= GOAL =
Identify the lines that contain the string "avvolgimento" and copy all of them.

(Recorded data)

==*==

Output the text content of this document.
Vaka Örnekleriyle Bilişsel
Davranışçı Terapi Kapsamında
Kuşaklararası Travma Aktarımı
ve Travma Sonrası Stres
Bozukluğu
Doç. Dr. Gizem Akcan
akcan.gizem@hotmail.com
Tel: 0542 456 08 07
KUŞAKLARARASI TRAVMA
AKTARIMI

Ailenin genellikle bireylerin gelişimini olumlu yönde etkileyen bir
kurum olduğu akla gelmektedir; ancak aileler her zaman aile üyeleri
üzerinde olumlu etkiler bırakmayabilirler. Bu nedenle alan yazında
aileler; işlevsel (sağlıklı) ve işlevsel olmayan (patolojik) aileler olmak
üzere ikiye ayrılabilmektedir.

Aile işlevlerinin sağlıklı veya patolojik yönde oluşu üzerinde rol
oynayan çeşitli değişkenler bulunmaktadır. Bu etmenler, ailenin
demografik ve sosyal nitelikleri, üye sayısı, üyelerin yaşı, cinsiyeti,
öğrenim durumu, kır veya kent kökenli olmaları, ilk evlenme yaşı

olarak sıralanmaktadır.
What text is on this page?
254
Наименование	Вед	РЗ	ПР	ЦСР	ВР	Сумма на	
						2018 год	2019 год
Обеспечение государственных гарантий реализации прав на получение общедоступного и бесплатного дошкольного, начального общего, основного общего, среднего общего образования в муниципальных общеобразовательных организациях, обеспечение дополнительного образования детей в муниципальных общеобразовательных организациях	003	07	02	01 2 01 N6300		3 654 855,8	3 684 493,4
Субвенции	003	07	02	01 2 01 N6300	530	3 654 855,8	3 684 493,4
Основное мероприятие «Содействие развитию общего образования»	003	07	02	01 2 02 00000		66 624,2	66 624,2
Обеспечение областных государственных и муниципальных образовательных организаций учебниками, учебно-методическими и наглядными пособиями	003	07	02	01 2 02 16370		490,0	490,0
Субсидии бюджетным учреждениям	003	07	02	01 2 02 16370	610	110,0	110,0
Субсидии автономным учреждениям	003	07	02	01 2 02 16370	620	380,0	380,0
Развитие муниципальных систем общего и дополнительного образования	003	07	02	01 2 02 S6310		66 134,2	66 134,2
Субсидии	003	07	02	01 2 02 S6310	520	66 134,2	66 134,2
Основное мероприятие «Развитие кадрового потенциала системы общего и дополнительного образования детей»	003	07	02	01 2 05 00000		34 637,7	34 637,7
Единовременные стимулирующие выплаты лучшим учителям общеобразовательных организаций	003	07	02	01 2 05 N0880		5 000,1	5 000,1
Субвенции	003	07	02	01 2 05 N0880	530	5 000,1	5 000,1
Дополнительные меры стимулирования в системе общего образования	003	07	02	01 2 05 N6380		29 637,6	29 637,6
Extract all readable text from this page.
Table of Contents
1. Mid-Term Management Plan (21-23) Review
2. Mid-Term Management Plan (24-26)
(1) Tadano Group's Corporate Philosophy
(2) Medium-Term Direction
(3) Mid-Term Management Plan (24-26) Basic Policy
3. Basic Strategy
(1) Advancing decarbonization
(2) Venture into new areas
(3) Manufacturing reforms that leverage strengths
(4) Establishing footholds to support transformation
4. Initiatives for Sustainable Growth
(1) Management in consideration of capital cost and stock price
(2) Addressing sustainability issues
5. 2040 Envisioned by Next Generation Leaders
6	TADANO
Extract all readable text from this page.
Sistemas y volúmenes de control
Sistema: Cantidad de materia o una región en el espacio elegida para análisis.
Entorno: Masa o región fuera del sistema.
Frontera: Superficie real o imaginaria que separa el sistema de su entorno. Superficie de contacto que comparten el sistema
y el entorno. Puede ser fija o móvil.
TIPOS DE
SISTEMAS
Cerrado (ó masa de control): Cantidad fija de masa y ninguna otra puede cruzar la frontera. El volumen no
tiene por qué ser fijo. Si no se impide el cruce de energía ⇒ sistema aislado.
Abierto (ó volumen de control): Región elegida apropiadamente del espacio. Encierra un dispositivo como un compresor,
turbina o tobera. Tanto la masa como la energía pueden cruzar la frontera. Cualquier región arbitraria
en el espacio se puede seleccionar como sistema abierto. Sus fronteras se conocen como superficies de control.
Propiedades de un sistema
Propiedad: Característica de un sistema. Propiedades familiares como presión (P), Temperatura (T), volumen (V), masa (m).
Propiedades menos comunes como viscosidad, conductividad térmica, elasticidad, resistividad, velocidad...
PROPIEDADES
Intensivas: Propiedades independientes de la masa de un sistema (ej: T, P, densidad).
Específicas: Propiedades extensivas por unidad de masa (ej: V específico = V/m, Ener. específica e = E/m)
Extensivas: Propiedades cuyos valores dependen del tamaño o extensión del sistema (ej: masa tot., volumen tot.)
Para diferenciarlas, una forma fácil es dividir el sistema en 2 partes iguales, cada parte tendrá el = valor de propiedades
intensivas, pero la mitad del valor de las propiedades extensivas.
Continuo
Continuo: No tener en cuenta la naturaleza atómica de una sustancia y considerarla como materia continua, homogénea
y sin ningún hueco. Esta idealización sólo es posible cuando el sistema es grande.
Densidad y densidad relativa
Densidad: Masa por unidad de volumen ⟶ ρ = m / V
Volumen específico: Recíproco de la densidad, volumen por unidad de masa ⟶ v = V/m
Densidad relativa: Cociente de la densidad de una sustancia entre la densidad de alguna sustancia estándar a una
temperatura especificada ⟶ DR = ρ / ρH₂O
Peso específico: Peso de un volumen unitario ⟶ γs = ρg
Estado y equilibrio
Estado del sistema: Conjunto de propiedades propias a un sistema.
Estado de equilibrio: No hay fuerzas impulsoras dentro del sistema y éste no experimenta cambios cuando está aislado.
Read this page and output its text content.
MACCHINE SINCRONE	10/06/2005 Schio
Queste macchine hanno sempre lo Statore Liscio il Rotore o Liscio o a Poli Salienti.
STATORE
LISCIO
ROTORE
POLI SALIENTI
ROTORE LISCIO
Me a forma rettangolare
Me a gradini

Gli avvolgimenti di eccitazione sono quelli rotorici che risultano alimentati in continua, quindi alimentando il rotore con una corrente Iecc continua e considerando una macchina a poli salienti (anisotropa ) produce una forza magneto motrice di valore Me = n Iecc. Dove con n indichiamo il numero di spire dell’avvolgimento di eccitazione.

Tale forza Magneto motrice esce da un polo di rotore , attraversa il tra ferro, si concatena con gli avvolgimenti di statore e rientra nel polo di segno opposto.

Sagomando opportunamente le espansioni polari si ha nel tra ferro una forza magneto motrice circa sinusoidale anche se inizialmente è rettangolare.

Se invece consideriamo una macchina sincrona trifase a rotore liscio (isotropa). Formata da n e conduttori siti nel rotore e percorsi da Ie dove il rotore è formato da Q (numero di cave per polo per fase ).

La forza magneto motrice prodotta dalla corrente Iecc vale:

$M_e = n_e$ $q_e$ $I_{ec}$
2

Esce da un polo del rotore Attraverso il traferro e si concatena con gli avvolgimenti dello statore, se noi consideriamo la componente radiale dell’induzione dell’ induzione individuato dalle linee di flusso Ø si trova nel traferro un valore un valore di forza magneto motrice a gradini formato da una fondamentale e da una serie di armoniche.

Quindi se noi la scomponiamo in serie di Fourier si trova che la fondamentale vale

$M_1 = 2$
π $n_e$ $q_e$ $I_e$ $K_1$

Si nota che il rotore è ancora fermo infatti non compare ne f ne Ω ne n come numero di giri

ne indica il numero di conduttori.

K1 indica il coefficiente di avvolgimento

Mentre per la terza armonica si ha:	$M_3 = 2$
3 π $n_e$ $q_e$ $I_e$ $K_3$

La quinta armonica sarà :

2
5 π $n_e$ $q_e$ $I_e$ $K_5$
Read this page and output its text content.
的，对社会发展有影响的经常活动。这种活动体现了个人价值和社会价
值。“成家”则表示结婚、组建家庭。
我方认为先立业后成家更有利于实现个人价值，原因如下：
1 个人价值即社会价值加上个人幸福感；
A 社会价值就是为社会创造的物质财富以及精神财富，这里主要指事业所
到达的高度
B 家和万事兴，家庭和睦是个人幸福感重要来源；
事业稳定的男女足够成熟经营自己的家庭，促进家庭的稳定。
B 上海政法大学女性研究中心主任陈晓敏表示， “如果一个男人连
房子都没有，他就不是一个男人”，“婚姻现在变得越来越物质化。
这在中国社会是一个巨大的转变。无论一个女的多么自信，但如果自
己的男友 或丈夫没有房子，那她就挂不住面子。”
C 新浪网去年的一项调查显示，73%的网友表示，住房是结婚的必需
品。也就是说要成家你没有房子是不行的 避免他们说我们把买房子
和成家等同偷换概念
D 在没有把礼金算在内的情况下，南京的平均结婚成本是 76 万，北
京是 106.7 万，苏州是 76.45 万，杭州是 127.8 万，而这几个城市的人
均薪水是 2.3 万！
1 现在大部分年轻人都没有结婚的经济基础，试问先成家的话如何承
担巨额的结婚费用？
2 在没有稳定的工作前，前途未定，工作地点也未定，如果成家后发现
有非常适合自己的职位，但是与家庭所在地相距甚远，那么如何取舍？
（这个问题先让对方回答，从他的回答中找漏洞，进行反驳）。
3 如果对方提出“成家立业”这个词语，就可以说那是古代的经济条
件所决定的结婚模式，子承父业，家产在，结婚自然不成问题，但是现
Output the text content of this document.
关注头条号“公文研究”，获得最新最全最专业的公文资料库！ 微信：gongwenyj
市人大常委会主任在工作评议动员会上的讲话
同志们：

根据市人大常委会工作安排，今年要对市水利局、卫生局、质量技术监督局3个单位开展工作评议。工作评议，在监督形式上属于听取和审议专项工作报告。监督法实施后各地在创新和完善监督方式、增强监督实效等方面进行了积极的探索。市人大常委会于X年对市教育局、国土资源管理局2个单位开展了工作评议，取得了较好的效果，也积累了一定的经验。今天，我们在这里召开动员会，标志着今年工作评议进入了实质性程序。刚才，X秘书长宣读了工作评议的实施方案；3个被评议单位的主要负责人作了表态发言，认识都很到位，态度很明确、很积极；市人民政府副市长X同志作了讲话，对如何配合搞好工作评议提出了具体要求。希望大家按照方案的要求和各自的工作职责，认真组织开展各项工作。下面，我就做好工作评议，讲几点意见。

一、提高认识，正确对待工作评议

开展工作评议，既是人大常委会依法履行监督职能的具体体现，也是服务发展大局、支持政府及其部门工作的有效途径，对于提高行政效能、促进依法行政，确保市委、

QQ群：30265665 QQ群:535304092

==*==

= COMPLETE OUTPUT =
Gli avvolgimenti di eccitazione sono quelli rotorici che risultano alimentati in continua, quindi alimentando il rotore con una corrente Iecc continua e considerando una macchina a poli salienti (anisotropa ) produce una forza magneto motrice di valore Me = n Iecc. Dove con n indichiamo il numero di spire dell’avvolgimento di eccitazione.
K1 indica il coefficiente di avvolgimento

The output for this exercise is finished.